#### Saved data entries

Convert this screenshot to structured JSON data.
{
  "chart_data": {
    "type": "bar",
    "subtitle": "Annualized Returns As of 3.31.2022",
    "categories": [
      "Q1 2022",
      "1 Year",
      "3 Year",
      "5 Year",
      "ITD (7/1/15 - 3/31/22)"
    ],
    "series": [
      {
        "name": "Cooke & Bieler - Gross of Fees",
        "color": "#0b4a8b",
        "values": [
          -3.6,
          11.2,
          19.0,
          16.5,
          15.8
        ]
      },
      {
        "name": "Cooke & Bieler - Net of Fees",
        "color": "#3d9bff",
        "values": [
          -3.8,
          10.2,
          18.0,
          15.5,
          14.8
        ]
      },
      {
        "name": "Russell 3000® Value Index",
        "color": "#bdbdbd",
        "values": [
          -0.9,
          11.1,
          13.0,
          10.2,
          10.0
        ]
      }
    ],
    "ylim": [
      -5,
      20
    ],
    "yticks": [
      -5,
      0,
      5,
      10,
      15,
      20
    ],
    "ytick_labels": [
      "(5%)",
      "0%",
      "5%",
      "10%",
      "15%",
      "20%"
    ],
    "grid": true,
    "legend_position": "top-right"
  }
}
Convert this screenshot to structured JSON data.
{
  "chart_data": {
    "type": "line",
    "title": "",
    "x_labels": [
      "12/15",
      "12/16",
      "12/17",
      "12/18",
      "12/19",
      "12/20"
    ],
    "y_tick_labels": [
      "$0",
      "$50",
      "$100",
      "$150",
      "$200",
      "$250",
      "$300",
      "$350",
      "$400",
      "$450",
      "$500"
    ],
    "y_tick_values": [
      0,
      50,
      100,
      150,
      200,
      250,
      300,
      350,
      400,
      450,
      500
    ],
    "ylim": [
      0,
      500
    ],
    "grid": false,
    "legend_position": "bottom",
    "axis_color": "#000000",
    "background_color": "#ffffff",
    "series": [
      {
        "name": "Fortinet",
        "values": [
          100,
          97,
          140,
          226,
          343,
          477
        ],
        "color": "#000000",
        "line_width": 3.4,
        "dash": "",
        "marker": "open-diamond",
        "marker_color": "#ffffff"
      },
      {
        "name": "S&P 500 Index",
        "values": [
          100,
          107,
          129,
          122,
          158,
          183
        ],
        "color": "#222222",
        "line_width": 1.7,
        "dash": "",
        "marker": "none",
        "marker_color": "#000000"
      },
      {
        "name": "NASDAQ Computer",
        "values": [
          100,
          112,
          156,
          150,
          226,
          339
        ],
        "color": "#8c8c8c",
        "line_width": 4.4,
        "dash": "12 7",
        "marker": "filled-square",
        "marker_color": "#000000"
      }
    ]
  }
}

#### PROMPT
Set down all of the records shown above once more, exactly.

#### RESPONSE TO THE TASK
Convert this screenshot to structured JSON data.
{
  "chart_data": {
    "type": "bar",
    "subtitle": "Annualized Returns As of 3.31.2022",
    "categories": [
      "Q1 2022",
      "1 Year",
      "3 Year",
      "5 Year",
      "ITD (7/1/15 - 3/31/22)"
    ],
    "series": [
      {
        "name": "Cooke & Bieler - Gross of Fees",
        "color": "#0b4a8b",
        "values": [
          -3.6,
          11.2,
          19.0,
          16.5,
          15.8
        ]
      },
      {
        "name": "Cooke & Bieler - Net of Fees",
        "color": "#3d9bff",
        "values": [
          -3.8,
          10.2,
          18.0,
          15.5,
          14.8
        ]
      },
      {
        "name": "Russell 3000® Value Index",
        "color": "#bdbdbd",
        "values": [
          -0.9,
          11.1,
          13.0,
          10.2,
          10.0
        ]
      }
    ],
    "ylim": [
      -5,
      20
    ],
    "yticks": [
      -5,
      0,
      5,
      10,
      15,
      20
    ],
    "ytick_labels": [
      "(5%)",
      "0%",
      "5%",
      "10%",
      "15%",
      "20%"
    ],
    "grid": true,
    "legend_position": "top-right"
  }
}
Convert this screenshot to structured JSON data.
{
  "chart_data": {
    "type": "line",
    "title": "",
    "x_labels": [
      "12/15",
      "12/16",
      "12/17",
      "12/18",
      "12/19",
      "12/20"
    ],
    "y_tick_labels": [
      "$0",
      "$50",
      "$100",
      "$150",
      "$200",
      "$250",
      "$300",
      "$350",
      "$400",
      "$450",
      "$500"
    ],
    "y_tick_values": [
      0,
      50,
      100,
      150,
      200,
      250,
      300,
      350,
      400,
      450,
      500
    ],
    "ylim": [
      0,
      500
    ],
    "grid": false,
    "legend_position": "bottom",
    "axis_color": "#000000",
    "background_color": "#ffffff",
    "series": [
      {
        "name": "Fortinet",
        "values": [
          100,
          97,
          140,
          226,
          343,
          477
        ],
        "color": "#000000",
        "line_width": 3.4,
        "dash": "",
        "marker": "open-diamond",
        "marker_color": "#ffffff"
      },
      {
        "name": "S&P 500 Index",
        "values": [
          100,
          107,
          129,
          122,
          158,
          183
        ],
        "color": "#222222",
        "line_width": 1.7,
        "dash": "",
        "marker": "none",
        "marker_color": "#000000"
      },
      {
        "name": "NASDAQ Computer",
        "values": [
          100,
          112,
          156,
          150,
          226,
          339
        ],
        "color": "#8c8c8c",
        "line_width": 4.4,
        "dash": "12 7",
        "marker": "filled-square",
        "marker_color": "#000000"
      }
    ]
  }
}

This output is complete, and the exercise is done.